Short exercise
Could you transcribe every record below exactly as written, leaving out any pictures?

(Chart and figure data)

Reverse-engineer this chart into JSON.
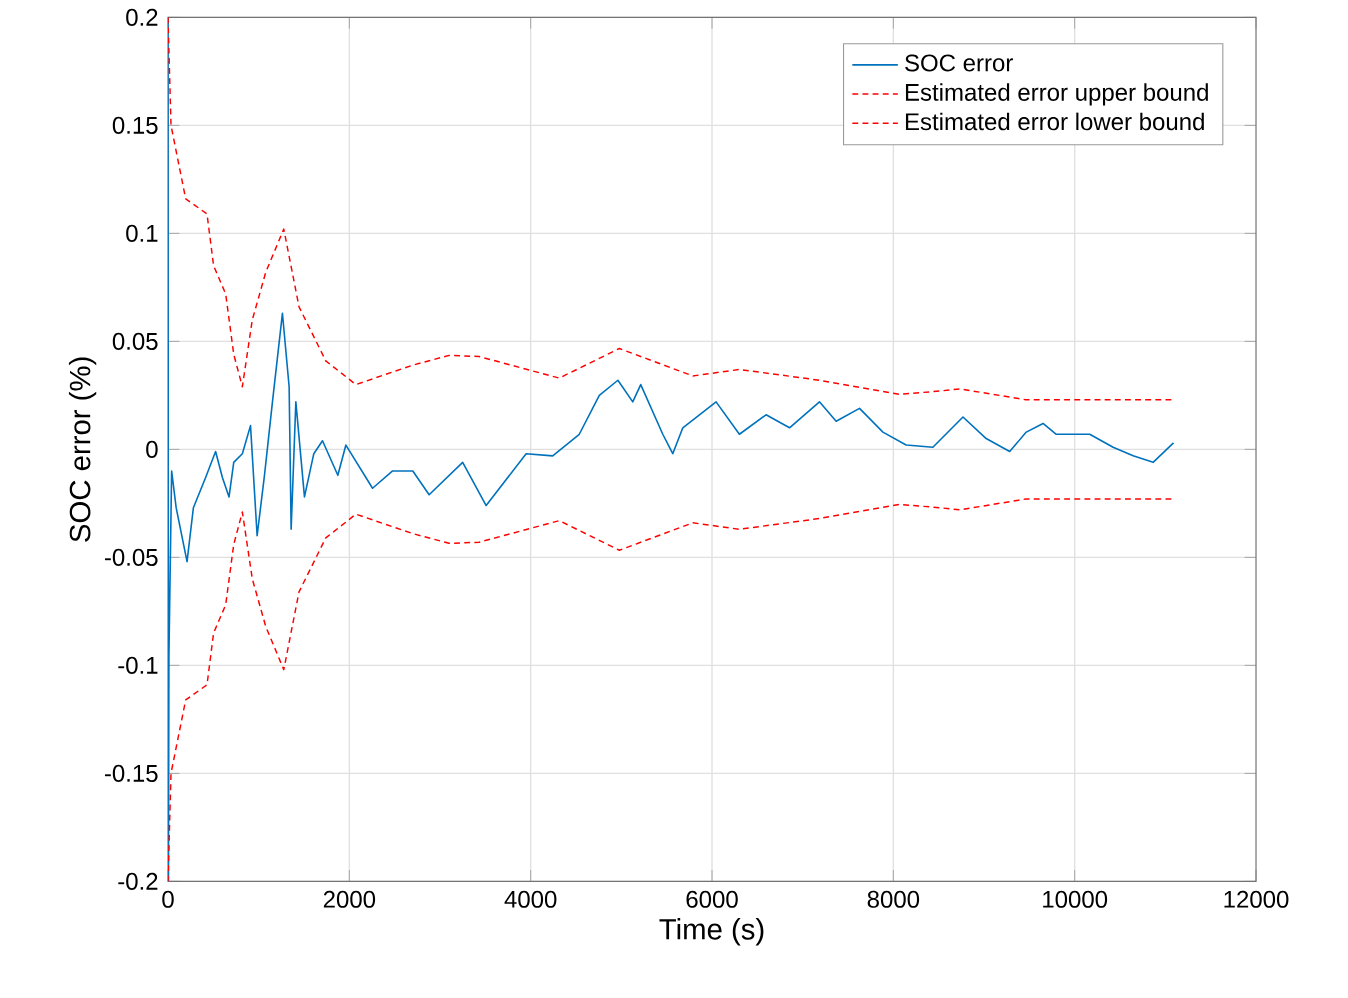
{
  "chart_data": {
    "type": "line",
    "xlabel": "Time (s)",
    "ylabel": "SOC error (%)",
    "xlim": [
      0,
      12000
    ],
    "ylim": [
      -0.2,
      0.2
    ],
    "xticks": [
      0,
      2000,
      4000,
      6000,
      8000,
      10000,
      12000
    ],
    "yticks": [
      -0.2,
      -0.15,
      -0.1,
      -0.05,
      0,
      0.05,
      0.1,
      0.15,
      0.2
    ],
    "grid": true,
    "legend": "top right",
    "series": [
      {
        "name": "SOC error",
        "color": "#0072bd",
        "line_style": "solid",
        "x": [
          0,
          5,
          10,
          40,
          90,
          210,
          280,
          415,
          525,
          600,
          673,
          725,
          820,
          910,
          983,
          1064,
          1152,
          1262,
          1336,
          1358,
          1410,
          1505,
          1608,
          1704,
          1873,
          1962,
          2256,
          2477,
          2700,
          2880,
          3250,
          3509,
          3950,
          4243,
          4536,
          4757,
          4962,
          5126,
          5214,
          5457,
          5567,
          5678,
          6045,
          6302,
          6596,
          6855,
          7185,
          7369,
          7627,
          7885,
          8141,
          8436,
          8768,
          9024,
          9283,
          9466,
          9651,
          9797,
          10166,
          10424,
          10645,
          10865,
          11090
        ],
        "values": [
          0.2,
          -0.2,
          -0.096,
          -0.01,
          -0.027,
          -0.052,
          -0.027,
          -0.013,
          -0.001,
          -0.013,
          -0.022,
          -0.006,
          -0.002,
          0.011,
          -0.04,
          -0.012,
          0.022,
          0.063,
          0.029,
          -0.037,
          0.022,
          -0.022,
          -0.002,
          0.004,
          -0.012,
          0.002,
          -0.018,
          -0.01,
          -0.01,
          -0.021,
          -0.006,
          -0.026,
          -0.002,
          -0.003,
          0.007,
          0.025,
          0.032,
          0.022,
          0.03,
          0.007,
          -0.002,
          0.01,
          0.022,
          0.007,
          0.016,
          0.01,
          0.022,
          0.013,
          0.019,
          0.008,
          0.002,
          0.001,
          0.015,
          0.005,
          -0.001,
          0.008,
          0.012,
          0.007,
          0.007,
          0.001,
          -0.003,
          -0.006,
          0.003
        ]
      },
      {
        "name": "Estimated error upper bound",
        "color": "#ff0000",
        "line_style": "dashed",
        "x": [
          0,
          33,
          195,
          430,
          503,
          636,
          725,
          820,
          930,
          1078,
          1277,
          1445,
          1740,
          2072,
          2700,
          3100,
          3430,
          4315,
          4978,
          5788,
          6302,
          7185,
          8068,
          8510,
          8731,
          9460,
          11090
        ],
        "values": [
          0.2,
          0.15,
          0.116,
          0.109,
          0.085,
          0.072,
          0.044,
          0.029,
          0.06,
          0.082,
          0.102,
          0.066,
          0.041,
          0.03,
          0.039,
          0.0435,
          0.043,
          0.033,
          0.0467,
          0.034,
          0.037,
          0.032,
          0.0255,
          0.027,
          0.028,
          0.023,
          0.023
        ]
      },
      {
        "name": "Estimated error lower bound",
        "color": "#ff0000",
        "line_style": "dashed",
        "x": [
          0,
          33,
          195,
          430,
          503,
          636,
          725,
          820,
          930,
          1078,
          1277,
          1445,
          1740,
          2072,
          2700,
          3100,
          3430,
          4315,
          4978,
          5788,
          6302,
          7185,
          8068,
          8510,
          8731,
          9460,
          11090
        ],
        "values": [
          -0.2,
          -0.15,
          -0.116,
          -0.109,
          -0.085,
          -0.072,
          -0.044,
          -0.029,
          -0.06,
          -0.082,
          -0.102,
          -0.066,
          -0.041,
          -0.03,
          -0.039,
          -0.0435,
          -0.043,
          -0.033,
          -0.0467,
          -0.034,
          -0.037,
          -0.032,
          -0.0255,
          -0.027,
          -0.028,
          -0.023,
          -0.023
        ]
      }
    ]
  }
}
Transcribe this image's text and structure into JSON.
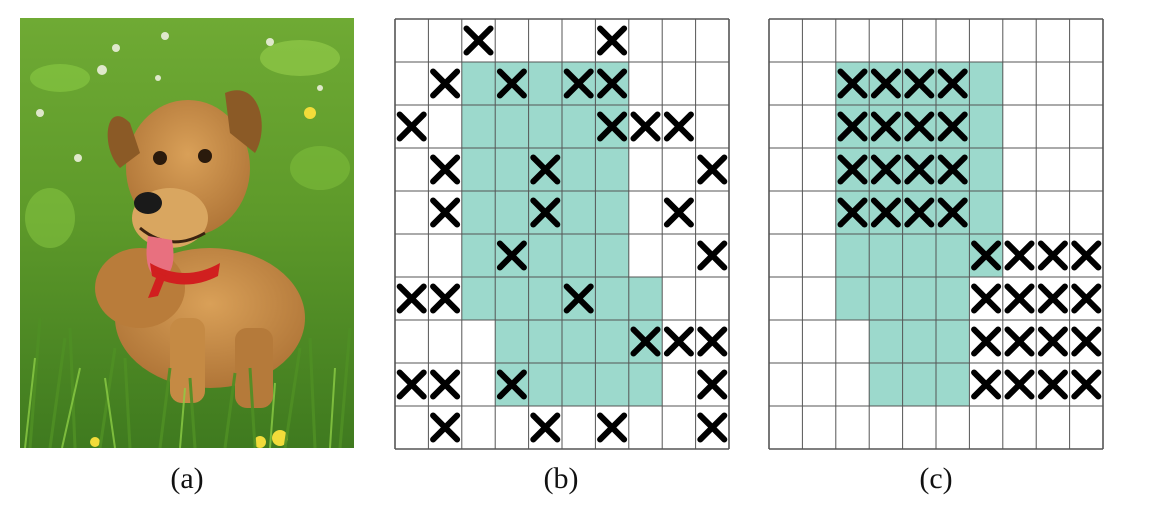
{
  "panels": [
    {
      "id": "a",
      "caption": "(a)"
    },
    {
      "id": "b",
      "caption": "(b)"
    },
    {
      "id": "c",
      "caption": "(c)"
    }
  ],
  "colors": {
    "mask_fill": "#9cd9cc",
    "grid_line": "#555555",
    "x_mark": "#000000",
    "grass_dark": "#3f7a1f",
    "grass_light": "#8ccd45",
    "dog_fur": "#c58a44",
    "dog_shadow": "#8b5a26",
    "tongue": "#e8707f",
    "collar": "#d11f1f"
  },
  "grid_b": {
    "rows": 10,
    "cols": 10,
    "mask": [
      [],
      [
        2,
        3,
        4,
        5,
        6
      ],
      [
        2,
        3,
        4,
        5,
        6
      ],
      [
        2,
        3,
        4,
        5,
        6
      ],
      [
        2,
        3,
        4,
        5,
        6
      ],
      [
        2,
        3,
        4,
        5,
        6
      ],
      [
        2,
        3,
        4,
        5,
        6,
        7
      ],
      [
        3,
        4,
        5,
        6,
        7
      ],
      [
        3,
        4,
        5,
        6,
        7
      ],
      []
    ],
    "marks": [
      [
        0,
        2
      ],
      [
        0,
        6
      ],
      [
        1,
        1
      ],
      [
        1,
        3
      ],
      [
        1,
        5
      ],
      [
        1,
        6
      ],
      [
        2,
        0
      ],
      [
        2,
        6
      ],
      [
        2,
        7
      ],
      [
        2,
        8
      ],
      [
        3,
        1
      ],
      [
        3,
        4
      ],
      [
        3,
        9
      ],
      [
        4,
        1
      ],
      [
        4,
        4
      ],
      [
        4,
        8
      ],
      [
        5,
        3
      ],
      [
        5,
        9
      ],
      [
        6,
        0
      ],
      [
        6,
        1
      ],
      [
        6,
        5
      ],
      [
        7,
        7
      ],
      [
        7,
        8
      ],
      [
        7,
        9
      ],
      [
        8,
        0
      ],
      [
        8,
        1
      ],
      [
        8,
        3
      ],
      [
        8,
        9
      ],
      [
        9,
        1
      ],
      [
        9,
        4
      ],
      [
        9,
        6
      ],
      [
        9,
        9
      ]
    ]
  },
  "grid_c": {
    "rows": 10,
    "cols": 10,
    "mask": [
      [],
      [
        2,
        3,
        4,
        5,
        6
      ],
      [
        2,
        3,
        4,
        5,
        6
      ],
      [
        2,
        3,
        4,
        5,
        6
      ],
      [
        2,
        3,
        4,
        5,
        6
      ],
      [
        2,
        3,
        4,
        5,
        6
      ],
      [
        2,
        3,
        4,
        5
      ],
      [
        3,
        4,
        5
      ],
      [
        3,
        4,
        5
      ],
      []
    ],
    "marks": [
      [
        1,
        2
      ],
      [
        1,
        3
      ],
      [
        1,
        4
      ],
      [
        1,
        5
      ],
      [
        2,
        2
      ],
      [
        2,
        3
      ],
      [
        2,
        4
      ],
      [
        2,
        5
      ],
      [
        3,
        2
      ],
      [
        3,
        3
      ],
      [
        3,
        4
      ],
      [
        3,
        5
      ],
      [
        4,
        2
      ],
      [
        4,
        3
      ],
      [
        4,
        4
      ],
      [
        4,
        5
      ],
      [
        5,
        6
      ],
      [
        5,
        7
      ],
      [
        5,
        8
      ],
      [
        5,
        9
      ],
      [
        6,
        6
      ],
      [
        6,
        7
      ],
      [
        6,
        8
      ],
      [
        6,
        9
      ],
      [
        7,
        6
      ],
      [
        7,
        7
      ],
      [
        7,
        8
      ],
      [
        7,
        9
      ],
      [
        8,
        6
      ],
      [
        8,
        7
      ],
      [
        8,
        8
      ],
      [
        8,
        9
      ]
    ]
  }
}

Solution below
Reverse-engineer this chart into JSON.
{
  "chart_data": {
    "type": "line",
    "xlabel": "Time (s)",
    "ylabel": "SOC error (%)",
    "xlim": [
      0,
      12000
    ],
    "ylim": [
      -0.2,
      0.2
    ],
    "xticks": [
      0,
      2000,
      4000,
      6000,
      8000,
      10000,
      12000
    ],
    "yticks": [
      -0.2,
      -0.15,
      -0.1,
      -0.05,
      0,
      0.05,
      0.1,
      0.15,
      0.2
    ],
    "grid": true,
    "legend": "top right",
    "series": [
      {
        "name": "SOC error",
        "color": "#0072bd",
        "line_style": "solid",
        "x": [
          0,
          5,
          10,
          40,
          90,
          210,
          280,
          415,
          525,
          600,
          673,
          725,
          820,
          910,
          983,
          1064,
          1152,
          1262,
          1336,
          1358,
          1410,
          1505,
          1608,
          1704,
          1873,
          1962,
          2256,
          2477,
          2700,
          2880,
          3250,
          3509,
          3950,
          4243,
          4536,
          4757,
          4962,
          5126,
          5214,
          5457,
          5567,
          5678,
          6045,
          6302,
          6596,
          6855,
          7185,
          7369,
          7627,
          7885,
          8141,
          8436,
          8768,
          9024,
          9283,
          9466,
          9651,
          9797,
          10166,
          10424,
          10645,
          10865,
          11090
        ],
        "values": [
          0.2,
          -0.2,
          -0.096,
          -0.01,
          -0.027,
          -0.052,
          -0.027,
          -0.013,
          -0.001,
          -0.013,
          -0.022,
          -0.006,
          -0.002,
          0.011,
          -0.04,
          -0.012,
          0.022,
          0.063,
          0.029,
          -0.037,
          0.022,
          -0.022,
          -0.002,
          0.004,
          -0.012,
          0.002,
          -0.018,
          -0.01,
          -0.01,
          -0.021,
          -0.006,
          -0.026,
          -0.002,
          -0.003,
          0.007,
          0.025,
          0.032,
          0.022,
          0.03,
          0.007,
          -0.002,
          0.01,
          0.022,
          0.007,
          0.016,
          0.01,
          0.022,
          0.013,
          0.019,
          0.008,
          0.002,
          0.001,
          0.015,
          0.005,
          -0.001,
          0.008,
          0.012,
          0.007,
          0.007,
          0.001,
          -0.003,
          -0.006,
          0.003
        ]
      },
      {
        "name": "Estimated error upper bound",
        "color": "#ff0000",
        "line_style": "dashed",
        "x": [
          0,
          33,
          195,
          430,
          503,
          636,
          725,
          820,
          930,
          1078,
          1277,
          1445,
          1740,
          2072,
          2700,
          3100,
          3430,
          4315,
          4978,
          5788,
          6302,
          7185,
          8068,
          8510,
          8731,
          9460,
          11090
        ],
        "values": [
          0.2,
          0.15,
          0.116,
          0.109,
          0.085,
          0.072,
          0.044,
          0.029,
          0.06,
          0.082,
          0.102,
          0.066,
          0.041,
          0.03,
          0.039,
          0.0435,
          0.043,
          0.033,
          0.0467,
          0.034,
          0.037,
          0.032,
          0.0255,
          0.027,
          0.028,
          0.023,
          0.023
        ]
      },
      {
        "name": "Estimated error lower bound",
        "color": "#ff0000",
        "line_style": "dashed",
        "x": [
          0,
          33,
          195,
          430,
          503,
          636,
          725,
          820,
          930,
          1078,
          1277,
          1445,
          1740,
          2072,
          2700,
          3100,
          3430,
          4315,
          4978,
          5788,
          6302,
          7185,
          8068,
          8510,
          8731,
          9460,
          11090
        ],
        "values": [
          -0.2,
          -0.15,
          -0.116,
          -0.109,
          -0.085,
          -0.072,
          -0.044,
          -0.029,
          -0.06,
          -0.082,
          -0.102,
          -0.066,
          -0.041,
          -0.03,
          -0.039,
          -0.0435,
          -0.043,
          -0.033,
          -0.0467,
          -0.034,
          -0.037,
          -0.032,
          -0.0255,
          -0.027,
          -0.028,
          -0.023,
          -0.023
        ]
      }
    ]
  }
}
Transcribe this image's text and structure into JSON.
{
  "panels": [
    {
      "id": "a",
      "caption": "(a)"
    },
    {
      "id": "b",
      "caption": "(b)"
    },
    {
      "id": "c",
      "caption": "(c)"
    }
  ],
  "colors": {
    "mask_fill": "#9cd9cc",
    "grid_line": "#555555",
    "x_mark": "#000000",
    "grass_dark": "#3f7a1f",
    "grass_light": "#8ccd45",
    "dog_fur": "#c58a44",
    "dog_shadow": "#8b5a26",
    "tongue": "#e8707f",
    "collar": "#d11f1f"
  },
  "grid_b": {
    "rows": 10,
    "cols": 10,
    "mask": [
      [],
      [
        2,
        3,
        4,
        5,
        6
      ],
      [
        2,
        3,
        4,
        5,
        6
      ],
      [
        2,
        3,
        4,
        5,
        6
      ],
      [
        2,
        3,
        4,
        5,
        6
      ],
      [
        2,
        3,
        4,
        5,
        6
      ],
      [
        2,
        3,
        4,
        5,
        6,
        7
      ],
      [
        3,
        4,
        5,
        6,
        7
      ],
      [
        3,
        4,
        5,
        6,
        7
      ],
      []
    ],
    "marks": [
      [
        0,
        2
      ],
      [
        0,
        6
      ],
      [
        1,
        1
      ],
      [
        1,
        3
      ],
      [
        1,
        5
      ],
      [
        1,
        6
      ],
      [
        2,
        0
      ],
      [
        2,
        6
      ],
      [
        2,
        7
      ],
      [
        2,
        8
      ],
      [
        3,
        1
      ],
      [
        3,
        4
      ],
      [
        3,
        9
      ],
      [
        4,
        1
      ],
      [
        4,
        4
      ],
      [
        4,
        8
      ],
      [
        5,
        3
      ],
      [
        5,
        9
      ],
      [
        6,
        0
      ],
      [
        6,
        1
      ],
      [
        6,
        5
      ],
      [
        7,
        7
      ],
      [
        7,
        8
      ],
      [
        7,
        9
      ],
      [
        8,
        0
      ],
      [
        8,
        1
      ],
      [
        8,
        3
      ],
      [
        8,
        9
      ],
      [
        9,
        1
      ],
      [
        9,
        4
      ],
      [
        9,
        6
      ],
      [
        9,
        9
      ]
    ]
  },
  "grid_c": {
    "rows": 10,
    "cols": 10,
    "mask": [
      [],
      [
        2,
        3,
        4,
        5,
        6
      ],
      [
        2,
        3,
        4,
        5,
        6
      ],
      [
        2,
        3,
        4,
        5,
        6
      ],
      [
        2,
        3,
        4,
        5,
        6
      ],
      [
        2,
        3,
        4,
        5,
        6
      ],
      [
        2,
        3,
        4,
        5
      ],
      [
        3,
        4,
        5
      ],
      [
        3,
        4,
        5
      ],
      []
    ],
    "marks": [
      [
        1,
        2
      ],
      [
        1,
        3
      ],
      [
        1,
        4
      ],
      [
        1,
        5
      ],
      [
        2,
        2
      ],
      [
        2,
        3
      ],
      [
        2,
        4
      ],
      [
        2,
        5
      ],
      [
        3,
        2
      ],
      [
        3,
        3
      ],
      [
        3,
        4
      ],
      [
        3,
        5
      ],
      [
        4,
        2
      ],
      [
        4,
        3
      ],
      [
        4,
        4
      ],
      [
        4,
        5
      ],
      [
        5,
        6
      ],
      [
        5,
        7
      ],
      [
        5,
        8
      ],
      [
        5,
        9
      ],
      [
        6,
        6
      ],
      [
        6,
        7
      ],
      [
        6,
        8
      ],
      [
        6,
        9
      ],
      [
        7,
        6
      ],
      [
        7,
        7
      ],
      [
        7,
        8
      ],
      [
        7,
        9
      ],
      [
        8,
        6
      ],
      [
        8,
        7
      ],
      [
        8,
        8
      ],
      [
        8,
        9
      ]
    ]
  }
}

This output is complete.